Repeat the data that follows, word for word, without the images.

<<<<

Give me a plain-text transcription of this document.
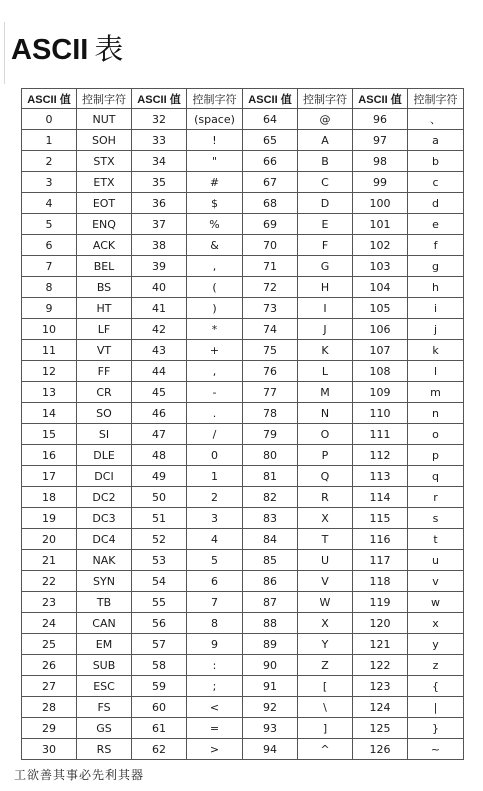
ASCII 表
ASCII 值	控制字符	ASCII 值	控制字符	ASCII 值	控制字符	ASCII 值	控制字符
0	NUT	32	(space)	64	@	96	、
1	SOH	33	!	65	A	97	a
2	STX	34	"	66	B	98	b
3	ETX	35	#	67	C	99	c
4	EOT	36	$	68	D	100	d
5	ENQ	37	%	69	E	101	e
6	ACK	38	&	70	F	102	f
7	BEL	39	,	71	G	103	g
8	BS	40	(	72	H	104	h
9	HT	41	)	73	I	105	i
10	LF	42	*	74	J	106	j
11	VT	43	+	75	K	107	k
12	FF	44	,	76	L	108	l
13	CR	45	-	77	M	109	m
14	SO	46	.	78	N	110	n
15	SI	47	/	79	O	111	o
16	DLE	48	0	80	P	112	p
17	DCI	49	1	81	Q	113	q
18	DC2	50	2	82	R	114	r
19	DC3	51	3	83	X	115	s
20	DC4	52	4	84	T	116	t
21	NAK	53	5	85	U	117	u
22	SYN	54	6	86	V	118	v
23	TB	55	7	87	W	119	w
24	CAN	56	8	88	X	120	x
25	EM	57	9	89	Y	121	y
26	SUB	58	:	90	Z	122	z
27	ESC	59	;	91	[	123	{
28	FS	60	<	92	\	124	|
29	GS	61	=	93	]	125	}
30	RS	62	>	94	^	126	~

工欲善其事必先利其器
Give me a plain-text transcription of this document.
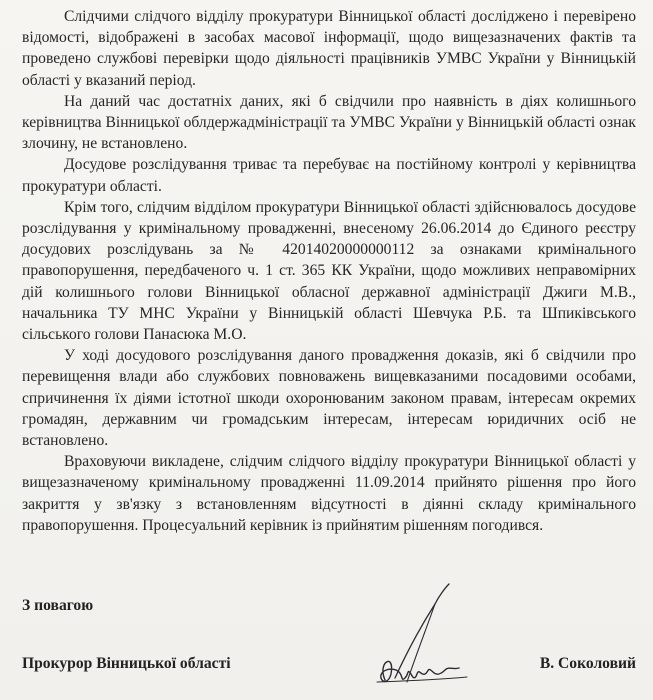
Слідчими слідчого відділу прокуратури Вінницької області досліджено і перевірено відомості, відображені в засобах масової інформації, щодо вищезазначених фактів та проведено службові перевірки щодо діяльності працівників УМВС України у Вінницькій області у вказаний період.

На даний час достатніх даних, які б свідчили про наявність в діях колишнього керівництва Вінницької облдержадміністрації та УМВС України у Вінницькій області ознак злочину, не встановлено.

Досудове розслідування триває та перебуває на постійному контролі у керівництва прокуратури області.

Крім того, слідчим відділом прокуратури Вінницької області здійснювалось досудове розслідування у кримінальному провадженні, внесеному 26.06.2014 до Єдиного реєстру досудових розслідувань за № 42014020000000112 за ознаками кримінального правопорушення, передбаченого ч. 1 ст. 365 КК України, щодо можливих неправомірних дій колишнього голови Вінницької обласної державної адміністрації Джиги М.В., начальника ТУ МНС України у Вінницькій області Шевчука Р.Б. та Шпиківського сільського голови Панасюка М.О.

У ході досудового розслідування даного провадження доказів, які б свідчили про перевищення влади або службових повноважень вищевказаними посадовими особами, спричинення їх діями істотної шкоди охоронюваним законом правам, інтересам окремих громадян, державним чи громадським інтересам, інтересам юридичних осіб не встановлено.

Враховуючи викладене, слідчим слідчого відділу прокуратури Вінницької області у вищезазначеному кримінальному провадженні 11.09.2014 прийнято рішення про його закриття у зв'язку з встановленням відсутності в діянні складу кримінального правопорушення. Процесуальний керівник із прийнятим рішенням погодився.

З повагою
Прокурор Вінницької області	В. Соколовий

>>>>

> **Written response**:
Give me a plain-text transcription of this document.
ASCII 表
ASCII 值	控制字符	ASCII 值	控制字符	ASCII 值	控制字符	ASCII 值	控制字符
0	NUT	32	(space)	64	@	96	、
1	SOH	33	!	65	A	97	a
2	STX	34	"	66	B	98	b
3	ETX	35	#	67	C	99	c
4	EOT	36	$	68	D	100	d
5	ENQ	37	%	69	E	101	e
6	ACK	38	&	70	F	102	f
7	BEL	39	,	71	G	103	g
8	BS	40	(	72	H	104	h
9	HT	41	)	73	I	105	i
10	LF	42	*	74	J	106	j
11	VT	43	+	75	K	107	k
12	FF	44	,	76	L	108	l
13	CR	45	-	77	M	109	m
14	SO	46	.	78	N	110	n
15	SI	47	/	79	O	111	o
16	DLE	48	0	80	P	112	p
17	DCI	49	1	81	Q	113	q
18	DC2	50	2	82	R	114	r
19	DC3	51	3	83	X	115	s
20	DC4	52	4	84	T	116	t
21	NAK	53	5	85	U	117	u
22	SYN	54	6	86	V	118	v
23	TB	55	7	87	W	119	w
24	CAN	56	8	88	X	120	x
25	EM	57	9	89	Y	121	y
26	SUB	58	:	90	Z	122	z
27	ESC	59	;	91	[	123	{
28	FS	60	<	92	\	124	|
29	GS	61	=	93	]	125	}
30	RS	62	>	94	^	126	~

工欲善其事必先利其器
Give me a plain-text transcription of this document.
Слідчими слідчого відділу прокуратури Вінницької області досліджено і перевірено відомості, відображені в засобах масової інформації, щодо вищезазначених фактів та проведено службові перевірки щодо діяльності працівників УМВС України у Вінницькій області у вказаний період.

На даний час достатніх даних, які б свідчили про наявність в діях колишнього керівництва Вінницької облдержадміністрації та УМВС України у Вінницькій області ознак злочину, не встановлено.

Досудове розслідування триває та перебуває на постійному контролі у керівництва прокуратури області.

Крім того, слідчим відділом прокуратури Вінницької області здійснювалось досудове розслідування у кримінальному провадженні, внесеному 26.06.2014 до Єдиного реєстру досудових розслідувань за № 42014020000000112 за ознаками кримінального правопорушення, передбаченого ч. 1 ст. 365 КК України, щодо можливих неправомірних дій колишнього голови Вінницької обласної державної адміністрації Джиги М.В., начальника ТУ МНС України у Вінницькій області Шевчука Р.Б. та Шпиківського сільського голови Панасюка М.О.

У ході досудового розслідування даного провадження доказів, які б свідчили про перевищення влади або службових повноважень вищевказаними посадовими особами, спричинення їх діями істотної шкоди охоронюваним законом правам, інтересам окремих громадян, державним чи громадським інтересам, інтересам юридичних осіб не встановлено.

Враховуючи викладене, слідчим слідчого відділу прокуратури Вінницької області у вищезазначеному кримінальному провадженні 11.09.2014 прийнято рішення про його закриття у зв'язку з встановленням відсутності в діянні складу кримінального правопорушення. Процесуальний керівник із прийнятим рішенням погодився.

З повагою
Прокурор Вінницької області	В. Соколовий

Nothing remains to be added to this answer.